- Given problem -
Make an exact copy of all the records.

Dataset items
— Begin —

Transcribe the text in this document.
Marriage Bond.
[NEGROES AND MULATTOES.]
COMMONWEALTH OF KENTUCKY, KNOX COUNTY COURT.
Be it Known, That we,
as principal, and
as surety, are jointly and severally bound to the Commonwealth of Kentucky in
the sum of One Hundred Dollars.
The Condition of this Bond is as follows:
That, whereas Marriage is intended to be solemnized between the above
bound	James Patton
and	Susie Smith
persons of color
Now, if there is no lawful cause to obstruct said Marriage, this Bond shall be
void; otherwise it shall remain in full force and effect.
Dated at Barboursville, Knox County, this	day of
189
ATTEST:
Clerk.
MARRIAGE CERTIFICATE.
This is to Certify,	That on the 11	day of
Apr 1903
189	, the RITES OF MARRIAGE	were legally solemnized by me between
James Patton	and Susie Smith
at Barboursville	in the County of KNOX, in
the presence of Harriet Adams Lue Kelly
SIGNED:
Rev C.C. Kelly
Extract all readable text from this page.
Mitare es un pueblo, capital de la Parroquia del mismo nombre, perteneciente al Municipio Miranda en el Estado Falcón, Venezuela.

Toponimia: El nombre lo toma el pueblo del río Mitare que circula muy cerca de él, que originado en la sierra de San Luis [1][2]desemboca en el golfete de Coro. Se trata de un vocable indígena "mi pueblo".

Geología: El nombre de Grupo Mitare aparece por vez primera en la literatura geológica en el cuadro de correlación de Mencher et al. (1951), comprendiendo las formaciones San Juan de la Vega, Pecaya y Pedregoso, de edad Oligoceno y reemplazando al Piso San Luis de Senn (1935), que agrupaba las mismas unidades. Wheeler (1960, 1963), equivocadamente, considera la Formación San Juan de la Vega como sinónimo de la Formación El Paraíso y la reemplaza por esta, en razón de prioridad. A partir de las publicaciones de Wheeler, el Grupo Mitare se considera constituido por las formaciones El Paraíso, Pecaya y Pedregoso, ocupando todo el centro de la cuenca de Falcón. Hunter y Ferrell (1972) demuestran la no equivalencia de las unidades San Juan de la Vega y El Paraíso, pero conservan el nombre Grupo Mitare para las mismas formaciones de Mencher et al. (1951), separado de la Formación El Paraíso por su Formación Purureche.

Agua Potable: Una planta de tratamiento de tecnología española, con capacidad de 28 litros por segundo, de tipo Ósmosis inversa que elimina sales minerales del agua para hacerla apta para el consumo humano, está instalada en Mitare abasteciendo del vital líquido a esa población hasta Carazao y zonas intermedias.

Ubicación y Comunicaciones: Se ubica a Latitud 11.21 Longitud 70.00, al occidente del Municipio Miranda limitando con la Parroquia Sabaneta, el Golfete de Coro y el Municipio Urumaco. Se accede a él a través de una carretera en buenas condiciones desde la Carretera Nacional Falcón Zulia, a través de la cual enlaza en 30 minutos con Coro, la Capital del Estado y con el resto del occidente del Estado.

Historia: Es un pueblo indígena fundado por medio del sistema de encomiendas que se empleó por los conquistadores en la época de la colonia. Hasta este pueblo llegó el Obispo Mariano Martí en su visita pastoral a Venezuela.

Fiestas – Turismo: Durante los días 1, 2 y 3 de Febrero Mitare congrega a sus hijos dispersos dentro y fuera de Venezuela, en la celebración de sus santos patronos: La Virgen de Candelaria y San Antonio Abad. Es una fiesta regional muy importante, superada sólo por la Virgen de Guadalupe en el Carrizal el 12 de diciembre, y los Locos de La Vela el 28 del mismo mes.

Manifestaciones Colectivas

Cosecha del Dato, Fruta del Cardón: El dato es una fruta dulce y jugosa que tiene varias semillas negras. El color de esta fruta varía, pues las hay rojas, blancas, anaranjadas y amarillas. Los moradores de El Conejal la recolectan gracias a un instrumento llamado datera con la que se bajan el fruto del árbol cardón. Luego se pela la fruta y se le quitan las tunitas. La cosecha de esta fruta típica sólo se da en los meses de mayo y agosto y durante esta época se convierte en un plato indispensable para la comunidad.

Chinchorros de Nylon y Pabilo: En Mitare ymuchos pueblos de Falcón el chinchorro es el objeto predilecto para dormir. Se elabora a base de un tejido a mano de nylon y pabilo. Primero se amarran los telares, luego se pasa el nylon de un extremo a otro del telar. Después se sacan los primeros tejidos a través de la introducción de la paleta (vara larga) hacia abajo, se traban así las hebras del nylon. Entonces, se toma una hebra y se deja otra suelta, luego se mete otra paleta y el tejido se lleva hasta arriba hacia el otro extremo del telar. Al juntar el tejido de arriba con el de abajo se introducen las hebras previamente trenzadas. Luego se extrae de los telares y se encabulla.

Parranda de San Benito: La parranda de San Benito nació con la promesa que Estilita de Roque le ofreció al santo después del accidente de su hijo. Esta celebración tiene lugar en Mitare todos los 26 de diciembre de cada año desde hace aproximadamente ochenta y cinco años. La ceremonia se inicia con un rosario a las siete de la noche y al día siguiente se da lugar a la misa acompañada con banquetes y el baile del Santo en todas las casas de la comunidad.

— End —

- Response to the exercise -
Transcribe the text in this document.
Marriage Bond.
[NEGROES AND MULATTOES.]
COMMONWEALTH OF KENTUCKY, KNOX COUNTY COURT.
Be it Known, That we,
as principal, and
as surety, are jointly and severally bound to the Commonwealth of Kentucky in
the sum of One Hundred Dollars.
The Condition of this Bond is as follows:
That, whereas Marriage is intended to be solemnized between the above
bound	James Patton
and	Susie Smith
persons of color
Now, if there is no lawful cause to obstruct said Marriage, this Bond shall be
void; otherwise it shall remain in full force and effect.
Dated at Barboursville, Knox County, this	day of
189
ATTEST:
Clerk.
MARRIAGE CERTIFICATE.
This is to Certify,	That on the 11	day of
Apr 1903
189	, the RITES OF MARRIAGE	were legally solemnized by me between
James Patton	and Susie Smith
at Barboursville	in the County of KNOX, in
the presence of Harriet Adams Lue Kelly
SIGNED:
Rev C.C. Kelly
Extract all readable text from this page.
Mitare es un pueblo, capital de la Parroquia del mismo nombre, perteneciente al Municipio Miranda en el Estado Falcón, Venezuela.

Toponimia: El nombre lo toma el pueblo del río Mitare que circula muy cerca de él, que originado en la sierra de San Luis [1][2]desemboca en el golfete de Coro. Se trata de un vocable indígena "mi pueblo".

Geología: El nombre de Grupo Mitare aparece por vez primera en la literatura geológica en el cuadro de correlación de Mencher et al. (1951), comprendiendo las formaciones San Juan de la Vega, Pecaya y Pedregoso, de edad Oligoceno y reemplazando al Piso San Luis de Senn (1935), que agrupaba las mismas unidades. Wheeler (1960, 1963), equivocadamente, considera la Formación San Juan de la Vega como sinónimo de la Formación El Paraíso y la reemplaza por esta, en razón de prioridad. A partir de las publicaciones de Wheeler, el Grupo Mitare se considera constituido por las formaciones El Paraíso, Pecaya y Pedregoso, ocupando todo el centro de la cuenca de Falcón. Hunter y Ferrell (1972) demuestran la no equivalencia de las unidades San Juan de la Vega y El Paraíso, pero conservan el nombre Grupo Mitare para las mismas formaciones de Mencher et al. (1951), separado de la Formación El Paraíso por su Formación Purureche.

Agua Potable: Una planta de tratamiento de tecnología española, con capacidad de 28 litros por segundo, de tipo Ósmosis inversa que elimina sales minerales del agua para hacerla apta para el consumo humano, está instalada en Mitare abasteciendo del vital líquido a esa población hasta Carazao y zonas intermedias.

Ubicación y Comunicaciones: Se ubica a Latitud 11.21 Longitud 70.00, al occidente del Municipio Miranda limitando con la Parroquia Sabaneta, el Golfete de Coro y el Municipio Urumaco. Se accede a él a través de una carretera en buenas condiciones desde la Carretera Nacional Falcón Zulia, a través de la cual enlaza en 30 minutos con Coro, la Capital del Estado y con el resto del occidente del Estado.

Historia: Es un pueblo indígena fundado por medio del sistema de encomiendas que se empleó por los conquistadores en la época de la colonia. Hasta este pueblo llegó el Obispo Mariano Martí en su visita pastoral a Venezuela.

Fiestas – Turismo: Durante los días 1, 2 y 3 de Febrero Mitare congrega a sus hijos dispersos dentro y fuera de Venezuela, en la celebración de sus santos patronos: La Virgen de Candelaria y San Antonio Abad. Es una fiesta regional muy importante, superada sólo por la Virgen de Guadalupe en el Carrizal el 12 de diciembre, y los Locos de La Vela el 28 del mismo mes.

Manifestaciones Colectivas

Cosecha del Dato, Fruta del Cardón: El dato es una fruta dulce y jugosa que tiene varias semillas negras. El color de esta fruta varía, pues las hay rojas, blancas, anaranjadas y amarillas. Los moradores de El Conejal la recolectan gracias a un instrumento llamado datera con la que se bajan el fruto del árbol cardón. Luego se pela la fruta y se le quitan las tunitas. La cosecha de esta fruta típica sólo se da en los meses de mayo y agosto y durante esta época se convierte en un plato indispensable para la comunidad.

Chinchorros de Nylon y Pabilo: En Mitare ymuchos pueblos de Falcón el chinchorro es el objeto predilecto para dormir. Se elabora a base de un tejido a mano de nylon y pabilo. Primero se amarran los telares, luego se pasa el nylon de un extremo a otro del telar. Después se sacan los primeros tejidos a través de la introducción de la paleta (vara larga) hacia abajo, se traban así las hebras del nylon. Entonces, se toma una hebra y se deja otra suelta, luego se mete otra paleta y el tejido se lleva hasta arriba hacia el otro extremo del telar. Al juntar el tejido de arriba con el de abajo se introducen las hebras previamente trenzadas. Luego se extrae de los telares y se encabulla.

Parranda de San Benito: La parranda de San Benito nació con la promesa que Estilita de Roque le ofreció al santo después del accidente de su hijo. Esta celebración tiene lugar en Mitare todos los 26 de diciembre de cada año desde hace aproximadamente ochenta y cinco años. La ceremonia se inicia con un rosario a las siete de la noche y al día siguiente se da lugar a la misa acompañada con banquetes y el baile del Santo en todas las casas de la comunidad.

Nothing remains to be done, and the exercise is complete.